╭──

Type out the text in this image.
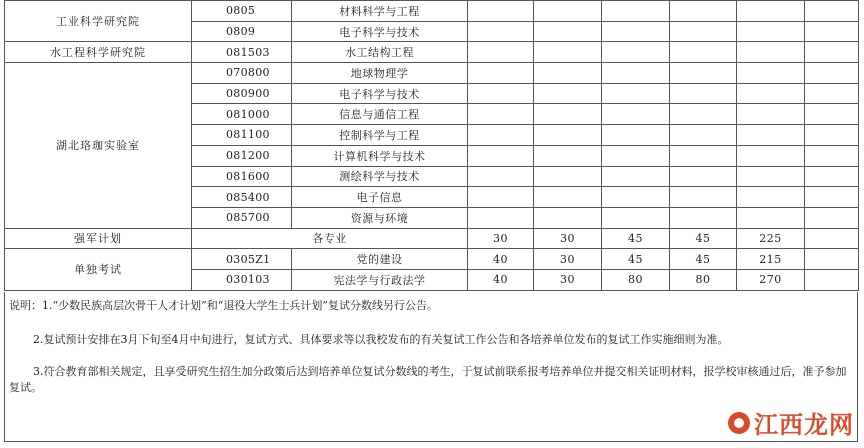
工业科学研究院	0805	材料科学与工程						
	0809	电子科学与技术						
水工程科学研究院	081503	水工结构工程						
湖北珞珈实验室	070800	地球物理学						
	080900	电子科学与技术						
	081000	信息与通信工程						
	081100	控制科学与工程						
	081200	计算机科学与技术						
	081600	测绘科学与技术						
	085400	电子信息						
	085700	资源与环境						
强军计划	各专业		30	30	45	45	225	
单独考试	0305Z1	党的建设	40	30	45	45	215	
	030103	宪法学与行政法学	40	30	80	80	270	

说明：1.“少数民族高层次骨干人才计划”和“退役大学生士兵计划”复试分数线另行公告。

2.复试预计安排在3月下旬至4月中旬进行，复试方式、具体要求等以我校发布的有关复试工作公告和各培养单位发布的复试工作实施细则为准。

3.符合教育部相关规定，且享受研究生招生加分政策后达到培养单位复试分数线的考生，于复试前联系报考培养单位并提交相关证明材料，报学校审核通过后，准予参加复试。

江西龙网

╰──

◆ Task statement
The entries above are to be returned exactly, without their pictures.

◆ Task answer
Type out the text in this image.
工业科学研究院	0805	材料科学与工程						
	0809	电子科学与技术						
水工程科学研究院	081503	水工结构工程						
湖北珞珈实验室	070800	地球物理学						
	080900	电子科学与技术						
	081000	信息与通信工程						
	081100	控制科学与工程						
	081200	计算机科学与技术						
	081600	测绘科学与技术						
	085400	电子信息						
	085700	资源与环境						
强军计划	各专业		30	30	45	45	225	
单独考试	0305Z1	党的建设	40	30	45	45	215	
	030103	宪法学与行政法学	40	30	80	80	270	

说明：1.“少数民族高层次骨干人才计划”和“退役大学生士兵计划”复试分数线另行公告。

2.复试预计安排在3月下旬至4月中旬进行，复试方式、具体要求等以我校发布的有关复试工作公告和各培养单位发布的复试工作实施细则为准。

3.符合教育部相关规定，且享受研究生招生加分政策后达到培养单位复试分数线的考生，于复试前联系报考培养单位并提交相关证明材料，报学校审核通过后，准予参加复试。

江西龙网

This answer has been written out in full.